Reproduce the listing verbatim.
^^^^^^^^^^^^^^^^
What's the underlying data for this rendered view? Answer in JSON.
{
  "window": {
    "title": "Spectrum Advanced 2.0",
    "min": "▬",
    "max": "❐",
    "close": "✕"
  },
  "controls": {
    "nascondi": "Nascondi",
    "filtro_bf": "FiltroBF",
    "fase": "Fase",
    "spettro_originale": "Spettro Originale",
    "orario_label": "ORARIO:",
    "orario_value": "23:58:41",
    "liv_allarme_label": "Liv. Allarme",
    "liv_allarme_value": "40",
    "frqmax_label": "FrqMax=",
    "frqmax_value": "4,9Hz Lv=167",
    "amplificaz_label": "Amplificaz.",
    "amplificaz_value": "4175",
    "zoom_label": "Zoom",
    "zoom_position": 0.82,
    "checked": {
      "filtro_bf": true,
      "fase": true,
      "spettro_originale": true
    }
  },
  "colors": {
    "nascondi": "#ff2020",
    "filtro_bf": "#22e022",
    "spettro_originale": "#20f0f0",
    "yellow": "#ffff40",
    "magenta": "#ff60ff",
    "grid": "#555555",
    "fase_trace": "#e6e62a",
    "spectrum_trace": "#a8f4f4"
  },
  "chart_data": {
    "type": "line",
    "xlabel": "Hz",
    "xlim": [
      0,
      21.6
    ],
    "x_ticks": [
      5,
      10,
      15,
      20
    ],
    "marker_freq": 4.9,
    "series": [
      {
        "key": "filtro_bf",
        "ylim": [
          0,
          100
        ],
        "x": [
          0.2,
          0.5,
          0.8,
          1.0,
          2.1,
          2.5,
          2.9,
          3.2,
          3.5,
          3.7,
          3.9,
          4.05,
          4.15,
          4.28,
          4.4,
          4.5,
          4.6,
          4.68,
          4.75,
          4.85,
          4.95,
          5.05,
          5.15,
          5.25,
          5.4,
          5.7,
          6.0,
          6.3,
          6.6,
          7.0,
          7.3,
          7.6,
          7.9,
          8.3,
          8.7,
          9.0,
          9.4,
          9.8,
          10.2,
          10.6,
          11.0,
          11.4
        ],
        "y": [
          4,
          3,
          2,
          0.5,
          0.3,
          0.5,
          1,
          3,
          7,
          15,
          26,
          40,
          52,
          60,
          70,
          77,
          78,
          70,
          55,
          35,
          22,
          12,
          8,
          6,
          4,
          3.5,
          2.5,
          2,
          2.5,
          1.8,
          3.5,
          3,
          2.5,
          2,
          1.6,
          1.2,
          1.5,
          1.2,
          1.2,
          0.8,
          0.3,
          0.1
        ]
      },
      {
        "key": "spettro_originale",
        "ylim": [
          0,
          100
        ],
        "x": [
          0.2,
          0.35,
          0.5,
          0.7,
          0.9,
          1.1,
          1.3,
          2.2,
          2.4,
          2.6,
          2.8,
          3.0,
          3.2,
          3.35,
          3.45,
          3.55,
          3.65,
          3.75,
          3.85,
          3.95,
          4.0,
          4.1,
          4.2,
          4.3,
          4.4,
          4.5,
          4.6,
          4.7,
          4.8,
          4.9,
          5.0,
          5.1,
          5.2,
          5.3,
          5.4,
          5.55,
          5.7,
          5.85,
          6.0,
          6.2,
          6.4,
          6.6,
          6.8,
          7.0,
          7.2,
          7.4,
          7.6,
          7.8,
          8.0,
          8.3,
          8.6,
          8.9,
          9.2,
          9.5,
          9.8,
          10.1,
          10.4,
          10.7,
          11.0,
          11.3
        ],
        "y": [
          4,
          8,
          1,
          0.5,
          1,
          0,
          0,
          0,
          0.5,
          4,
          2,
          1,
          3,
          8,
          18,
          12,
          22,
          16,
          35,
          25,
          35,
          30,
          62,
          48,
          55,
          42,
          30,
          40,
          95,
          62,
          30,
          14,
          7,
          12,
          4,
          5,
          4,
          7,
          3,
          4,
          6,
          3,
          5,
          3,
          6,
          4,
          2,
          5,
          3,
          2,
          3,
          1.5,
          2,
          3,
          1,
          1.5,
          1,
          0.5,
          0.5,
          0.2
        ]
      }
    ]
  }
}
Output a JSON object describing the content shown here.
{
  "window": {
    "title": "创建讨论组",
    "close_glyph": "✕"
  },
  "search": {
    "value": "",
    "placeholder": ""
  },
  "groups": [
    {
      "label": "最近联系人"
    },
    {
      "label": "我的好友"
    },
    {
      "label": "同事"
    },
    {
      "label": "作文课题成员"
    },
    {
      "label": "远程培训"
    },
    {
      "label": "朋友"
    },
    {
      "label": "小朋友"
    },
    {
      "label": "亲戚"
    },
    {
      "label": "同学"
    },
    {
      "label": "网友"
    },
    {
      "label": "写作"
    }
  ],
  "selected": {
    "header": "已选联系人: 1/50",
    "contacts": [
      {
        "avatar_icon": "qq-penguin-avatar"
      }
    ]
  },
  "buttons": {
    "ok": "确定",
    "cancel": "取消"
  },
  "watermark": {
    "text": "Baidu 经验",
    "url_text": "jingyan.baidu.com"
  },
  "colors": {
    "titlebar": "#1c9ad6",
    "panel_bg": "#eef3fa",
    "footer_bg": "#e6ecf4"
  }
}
^^^^^^^^^^^^^^^^
§ **Answer to this exercise**
What's the underlying data for this rendered view? Answer in JSON.
{
  "window": {
    "title": "Spectrum Advanced 2.0",
    "min": "▬",
    "max": "❐",
    "close": "✕"
  },
  "controls": {
    "nascondi": "Nascondi",
    "filtro_bf": "FiltroBF",
    "fase": "Fase",
    "spettro_originale": "Spettro Originale",
    "orario_label": "ORARIO:",
    "orario_value": "23:58:41",
    "liv_allarme_label": "Liv. Allarme",
    "liv_allarme_value": "40",
    "frqmax_label": "FrqMax=",
    "frqmax_value": "4,9Hz Lv=167",
    "amplificaz_label": "Amplificaz.",
    "amplificaz_value": "4175",
    "zoom_label": "Zoom",
    "zoom_position": 0.82,
    "checked": {
      "filtro_bf": true,
      "fase": true,
      "spettro_originale": true
    }
  },
  "colors": {
    "nascondi": "#ff2020",
    "filtro_bf": "#22e022",
    "spettro_originale": "#20f0f0",
    "yellow": "#ffff40",
    "magenta": "#ff60ff",
    "grid": "#555555",
    "fase_trace": "#e6e62a",
    "spectrum_trace": "#a8f4f4"
  },
  "chart_data": {
    "type": "line",
    "xlabel": "Hz",
    "xlim": [
      0,
      21.6
    ],
    "x_ticks": [
      5,
      10,
      15,
      20
    ],
    "marker_freq": 4.9,
    "series": [
      {
        "key": "filtro_bf",
        "ylim": [
          0,
          100
        ],
        "x": [
          0.2,
          0.5,
          0.8,
          1.0,
          2.1,
          2.5,
          2.9,
          3.2,
          3.5,
          3.7,
          3.9,
          4.05,
          4.15,
          4.28,
          4.4,
          4.5,
          4.6,
          4.68,
          4.75,
          4.85,
          4.95,
          5.05,
          5.15,
          5.25,
          5.4,
          5.7,
          6.0,
          6.3,
          6.6,
          7.0,
          7.3,
          7.6,
          7.9,
          8.3,
          8.7,
          9.0,
          9.4,
          9.8,
          10.2,
          10.6,
          11.0,
          11.4
        ],
        "y": [
          4,
          3,
          2,
          0.5,
          0.3,
          0.5,
          1,
          3,
          7,
          15,
          26,
          40,
          52,
          60,
          70,
          77,
          78,
          70,
          55,
          35,
          22,
          12,
          8,
          6,
          4,
          3.5,
          2.5,
          2,
          2.5,
          1.8,
          3.5,
          3,
          2.5,
          2,
          1.6,
          1.2,
          1.5,
          1.2,
          1.2,
          0.8,
          0.3,
          0.1
        ]
      },
      {
        "key": "spettro_originale",
        "ylim": [
          0,
          100
        ],
        "x": [
          0.2,
          0.35,
          0.5,
          0.7,
          0.9,
          1.1,
          1.3,
          2.2,
          2.4,
          2.6,
          2.8,
          3.0,
          3.2,
          3.35,
          3.45,
          3.55,
          3.65,
          3.75,
          3.85,
          3.95,
          4.0,
          4.1,
          4.2,
          4.3,
          4.4,
          4.5,
          4.6,
          4.7,
          4.8,
          4.9,
          5.0,
          5.1,
          5.2,
          5.3,
          5.4,
          5.55,
          5.7,
          5.85,
          6.0,
          6.2,
          6.4,
          6.6,
          6.8,
          7.0,
          7.2,
          7.4,
          7.6,
          7.8,
          8.0,
          8.3,
          8.6,
          8.9,
          9.2,
          9.5,
          9.8,
          10.1,
          10.4,
          10.7,
          11.0,
          11.3
        ],
        "y": [
          4,
          8,
          1,
          0.5,
          1,
          0,
          0,
          0,
          0.5,
          4,
          2,
          1,
          3,
          8,
          18,
          12,
          22,
          16,
          35,
          25,
          35,
          30,
          62,
          48,
          55,
          42,
          30,
          40,
          95,
          62,
          30,
          14,
          7,
          12,
          4,
          5,
          4,
          7,
          3,
          4,
          6,
          3,
          5,
          3,
          6,
          4,
          2,
          5,
          3,
          2,
          3,
          1.5,
          2,
          3,
          1,
          1.5,
          1,
          0.5,
          0.5,
          0.2
        ]
      }
    ]
  }
}
Output a JSON object describing the content shown here.
{
  "window": {
    "title": "创建讨论组",
    "close_glyph": "✕"
  },
  "search": {
    "value": "",
    "placeholder": ""
  },
  "groups": [
    {
      "label": "最近联系人"
    },
    {
      "label": "我的好友"
    },
    {
      "label": "同事"
    },
    {
      "label": "作文课题成员"
    },
    {
      "label": "远程培训"
    },
    {
      "label": "朋友"
    },
    {
      "label": "小朋友"
    },
    {
      "label": "亲戚"
    },
    {
      "label": "同学"
    },
    {
      "label": "网友"
    },
    {
      "label": "写作"
    }
  ],
  "selected": {
    "header": "已选联系人: 1/50",
    "contacts": [
      {
        "avatar_icon": "qq-penguin-avatar"
      }
    ]
  },
  "buttons": {
    "ok": "确定",
    "cancel": "取消"
  },
  "watermark": {
    "text": "Baidu 经验",
    "url_text": "jingyan.baidu.com"
  },
  "colors": {
    "titlebar": "#1c9ad6",
    "panel_bg": "#eef3fa",
    "footer_bg": "#e6ecf4"
  }
}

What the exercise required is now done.